■ **Data for this task**:

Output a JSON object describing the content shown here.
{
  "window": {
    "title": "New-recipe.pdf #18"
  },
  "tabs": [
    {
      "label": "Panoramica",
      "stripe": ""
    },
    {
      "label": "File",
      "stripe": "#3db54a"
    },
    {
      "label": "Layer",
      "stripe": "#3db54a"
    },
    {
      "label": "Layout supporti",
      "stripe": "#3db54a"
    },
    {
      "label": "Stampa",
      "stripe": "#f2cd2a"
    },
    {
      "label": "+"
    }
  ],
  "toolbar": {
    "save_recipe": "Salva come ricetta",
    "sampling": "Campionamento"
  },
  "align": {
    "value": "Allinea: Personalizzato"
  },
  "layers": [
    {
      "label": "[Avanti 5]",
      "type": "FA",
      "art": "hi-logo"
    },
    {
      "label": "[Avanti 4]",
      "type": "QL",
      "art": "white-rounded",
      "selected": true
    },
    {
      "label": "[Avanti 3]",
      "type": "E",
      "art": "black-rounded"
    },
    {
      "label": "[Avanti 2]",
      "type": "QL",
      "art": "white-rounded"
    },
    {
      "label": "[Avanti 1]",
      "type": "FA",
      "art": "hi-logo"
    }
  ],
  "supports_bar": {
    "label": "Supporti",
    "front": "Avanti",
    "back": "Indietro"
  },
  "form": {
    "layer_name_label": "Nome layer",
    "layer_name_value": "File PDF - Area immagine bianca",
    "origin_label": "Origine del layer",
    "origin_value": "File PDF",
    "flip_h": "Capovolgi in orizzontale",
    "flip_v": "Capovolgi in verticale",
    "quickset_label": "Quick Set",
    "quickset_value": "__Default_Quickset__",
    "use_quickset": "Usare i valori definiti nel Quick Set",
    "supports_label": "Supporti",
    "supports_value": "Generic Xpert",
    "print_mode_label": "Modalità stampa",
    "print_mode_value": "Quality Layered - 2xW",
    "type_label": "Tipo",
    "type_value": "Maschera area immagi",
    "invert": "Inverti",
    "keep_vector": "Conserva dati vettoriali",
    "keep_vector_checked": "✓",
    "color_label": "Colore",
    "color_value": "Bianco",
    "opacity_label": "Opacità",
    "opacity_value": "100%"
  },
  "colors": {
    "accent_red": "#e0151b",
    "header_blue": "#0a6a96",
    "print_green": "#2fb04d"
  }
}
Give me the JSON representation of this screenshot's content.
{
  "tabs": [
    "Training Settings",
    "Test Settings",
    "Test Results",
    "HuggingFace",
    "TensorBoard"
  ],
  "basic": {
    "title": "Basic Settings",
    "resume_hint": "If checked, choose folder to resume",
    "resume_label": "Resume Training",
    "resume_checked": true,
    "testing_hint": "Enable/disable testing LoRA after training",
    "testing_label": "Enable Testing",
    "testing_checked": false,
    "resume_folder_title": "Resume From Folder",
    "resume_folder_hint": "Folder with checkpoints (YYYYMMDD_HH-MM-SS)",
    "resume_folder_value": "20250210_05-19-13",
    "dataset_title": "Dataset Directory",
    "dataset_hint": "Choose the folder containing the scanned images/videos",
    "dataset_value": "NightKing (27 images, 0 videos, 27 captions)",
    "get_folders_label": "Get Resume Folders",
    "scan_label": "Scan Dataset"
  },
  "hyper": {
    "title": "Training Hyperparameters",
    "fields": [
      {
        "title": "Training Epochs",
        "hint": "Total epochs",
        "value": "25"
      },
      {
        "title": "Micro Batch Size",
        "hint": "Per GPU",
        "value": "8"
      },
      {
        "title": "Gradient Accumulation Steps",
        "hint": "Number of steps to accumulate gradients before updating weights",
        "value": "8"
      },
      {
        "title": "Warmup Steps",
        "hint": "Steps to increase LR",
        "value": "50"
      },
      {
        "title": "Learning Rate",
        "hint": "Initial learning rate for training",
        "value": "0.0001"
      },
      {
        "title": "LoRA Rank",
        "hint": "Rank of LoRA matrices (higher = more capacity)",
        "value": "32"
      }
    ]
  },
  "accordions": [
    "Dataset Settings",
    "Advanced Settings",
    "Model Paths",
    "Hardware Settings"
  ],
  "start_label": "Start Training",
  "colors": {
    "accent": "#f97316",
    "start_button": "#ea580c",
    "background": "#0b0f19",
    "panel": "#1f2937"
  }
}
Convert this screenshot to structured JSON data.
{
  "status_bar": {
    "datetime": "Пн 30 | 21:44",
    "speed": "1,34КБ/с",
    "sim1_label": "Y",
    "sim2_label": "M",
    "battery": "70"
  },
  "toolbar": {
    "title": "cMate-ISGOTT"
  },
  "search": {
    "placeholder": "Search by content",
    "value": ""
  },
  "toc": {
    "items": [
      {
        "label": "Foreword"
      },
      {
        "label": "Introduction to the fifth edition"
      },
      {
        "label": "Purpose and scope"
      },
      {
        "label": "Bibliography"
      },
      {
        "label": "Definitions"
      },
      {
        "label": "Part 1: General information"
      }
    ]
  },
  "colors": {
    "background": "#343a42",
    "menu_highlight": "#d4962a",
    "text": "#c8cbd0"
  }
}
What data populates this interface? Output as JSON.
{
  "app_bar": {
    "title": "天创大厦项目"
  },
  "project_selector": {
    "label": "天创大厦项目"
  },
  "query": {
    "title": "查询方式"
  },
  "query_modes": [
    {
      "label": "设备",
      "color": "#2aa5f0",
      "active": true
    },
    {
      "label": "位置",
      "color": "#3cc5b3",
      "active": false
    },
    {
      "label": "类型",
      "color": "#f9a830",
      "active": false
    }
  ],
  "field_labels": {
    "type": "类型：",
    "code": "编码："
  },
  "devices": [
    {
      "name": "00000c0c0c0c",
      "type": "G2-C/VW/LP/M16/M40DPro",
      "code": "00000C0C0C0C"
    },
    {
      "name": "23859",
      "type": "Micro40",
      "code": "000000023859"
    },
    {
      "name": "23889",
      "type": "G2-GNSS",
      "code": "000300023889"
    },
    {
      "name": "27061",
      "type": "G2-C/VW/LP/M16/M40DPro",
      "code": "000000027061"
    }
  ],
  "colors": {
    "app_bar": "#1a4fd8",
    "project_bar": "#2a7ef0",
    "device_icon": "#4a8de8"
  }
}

■ **Objective**: Reproduce the entries above exactly.

■ **Expected answer**:
Output a JSON object describing the content shown here.
{
  "window": {
    "title": "New-recipe.pdf #18"
  },
  "tabs": [
    {
      "label": "Panoramica",
      "stripe": ""
    },
    {
      "label": "File",
      "stripe": "#3db54a"
    },
    {
      "label": "Layer",
      "stripe": "#3db54a"
    },
    {
      "label": "Layout supporti",
      "stripe": "#3db54a"
    },
    {
      "label": "Stampa",
      "stripe": "#f2cd2a"
    },
    {
      "label": "+"
    }
  ],
  "toolbar": {
    "save_recipe": "Salva come ricetta",
    "sampling": "Campionamento"
  },
  "align": {
    "value": "Allinea: Personalizzato"
  },
  "layers": [
    {
      "label": "[Avanti 5]",
      "type": "FA",
      "art": "hi-logo"
    },
    {
      "label": "[Avanti 4]",
      "type": "QL",
      "art": "white-rounded",
      "selected": true
    },
    {
      "label": "[Avanti 3]",
      "type": "E",
      "art": "black-rounded"
    },
    {
      "label": "[Avanti 2]",
      "type": "QL",
      "art": "white-rounded"
    },
    {
      "label": "[Avanti 1]",
      "type": "FA",
      "art": "hi-logo"
    }
  ],
  "supports_bar": {
    "label": "Supporti",
    "front": "Avanti",
    "back": "Indietro"
  },
  "form": {
    "layer_name_label": "Nome layer",
    "layer_name_value": "File PDF - Area immagine bianca",
    "origin_label": "Origine del layer",
    "origin_value": "File PDF",
    "flip_h": "Capovolgi in orizzontale",
    "flip_v": "Capovolgi in verticale",
    "quickset_label": "Quick Set",
    "quickset_value": "__Default_Quickset__",
    "use_quickset": "Usare i valori definiti nel Quick Set",
    "supports_label": "Supporti",
    "supports_value": "Generic Xpert",
    "print_mode_label": "Modalità stampa",
    "print_mode_value": "Quality Layered - 2xW",
    "type_label": "Tipo",
    "type_value": "Maschera area immagi",
    "invert": "Inverti",
    "keep_vector": "Conserva dati vettoriali",
    "keep_vector_checked": "✓",
    "color_label": "Colore",
    "color_value": "Bianco",
    "opacity_label": "Opacità",
    "opacity_value": "100%"
  },
  "colors": {
    "accent_red": "#e0151b",
    "header_blue": "#0a6a96",
    "print_green": "#2fb04d"
  }
}
Give me the JSON representation of this screenshot's content.
{
  "tabs": [
    "Training Settings",
    "Test Settings",
    "Test Results",
    "HuggingFace",
    "TensorBoard"
  ],
  "basic": {
    "title": "Basic Settings",
    "resume_hint": "If checked, choose folder to resume",
    "resume_label": "Resume Training",
    "resume_checked": true,
    "testing_hint": "Enable/disable testing LoRA after training",
    "testing_label": "Enable Testing",
    "testing_checked": false,
    "resume_folder_title": "Resume From Folder",
    "resume_folder_hint": "Folder with checkpoints (YYYYMMDD_HH-MM-SS)",
    "resume_folder_value": "20250210_05-19-13",
    "dataset_title": "Dataset Directory",
    "dataset_hint": "Choose the folder containing the scanned images/videos",
    "dataset_value": "NightKing (27 images, 0 videos, 27 captions)",
    "get_folders_label": "Get Resume Folders",
    "scan_label": "Scan Dataset"
  },
  "hyper": {
    "title": "Training Hyperparameters",
    "fields": [
      {
        "title": "Training Epochs",
        "hint": "Total epochs",
        "value": "25"
      },
      {
        "title": "Micro Batch Size",
        "hint": "Per GPU",
        "value": "8"
      },
      {
        "title": "Gradient Accumulation Steps",
        "hint": "Number of steps to accumulate gradients before updating weights",
        "value": "8"
      },
      {
        "title": "Warmup Steps",
        "hint": "Steps to increase LR",
        "value": "50"
      },
      {
        "title": "Learning Rate",
        "hint": "Initial learning rate for training",
        "value": "0.0001"
      },
      {
        "title": "LoRA Rank",
        "hint": "Rank of LoRA matrices (higher = more capacity)",
        "value": "32"
      }
    ]
  },
  "accordions": [
    "Dataset Settings",
    "Advanced Settings",
    "Model Paths",
    "Hardware Settings"
  ],
  "start_label": "Start Training",
  "colors": {
    "accent": "#f97316",
    "start_button": "#ea580c",
    "background": "#0b0f19",
    "panel": "#1f2937"
  }
}
Convert this screenshot to structured JSON data.
{
  "status_bar": {
    "datetime": "Пн 30 | 21:44",
    "speed": "1,34КБ/с",
    "sim1_label": "Y",
    "sim2_label": "M",
    "battery": "70"
  },
  "toolbar": {
    "title": "cMate-ISGOTT"
  },
  "search": {
    "placeholder": "Search by content",
    "value": ""
  },
  "toc": {
    "items": [
      {
        "label": "Foreword"
      },
      {
        "label": "Introduction to the fifth edition"
      },
      {
        "label": "Purpose and scope"
      },
      {
        "label": "Bibliography"
      },
      {
        "label": "Definitions"
      },
      {
        "label": "Part 1: General information"
      }
    ]
  },
  "colors": {
    "background": "#343a42",
    "menu_highlight": "#d4962a",
    "text": "#c8cbd0"
  }
}
What data populates this interface? Output as JSON.
{
  "app_bar": {
    "title": "天创大厦项目"
  },
  "project_selector": {
    "label": "天创大厦项目"
  },
  "query": {
    "title": "查询方式"
  },
  "query_modes": [
    {
      "label": "设备",
      "color": "#2aa5f0",
      "active": true
    },
    {
      "label": "位置",
      "color": "#3cc5b3",
      "active": false
    },
    {
      "label": "类型",
      "color": "#f9a830",
      "active": false
    }
  ],
  "field_labels": {
    "type": "类型：",
    "code": "编码："
  },
  "devices": [
    {
      "name": "00000c0c0c0c",
      "type": "G2-C/VW/LP/M16/M40DPro",
      "code": "00000C0C0C0C"
    },
    {
      "name": "23859",
      "type": "Micro40",
      "code": "000000023859"
    },
    {
      "name": "23889",
      "type": "G2-GNSS",
      "code": "000300023889"
    },
    {
      "name": "27061",
      "type": "G2-C/VW/LP/M16/M40DPro",
      "code": "000000027061"
    }
  ],
  "colors": {
    "app_bar": "#1a4fd8",
    "project_bar": "#2a7ef0",
    "device_icon": "#4a8de8"
  }
}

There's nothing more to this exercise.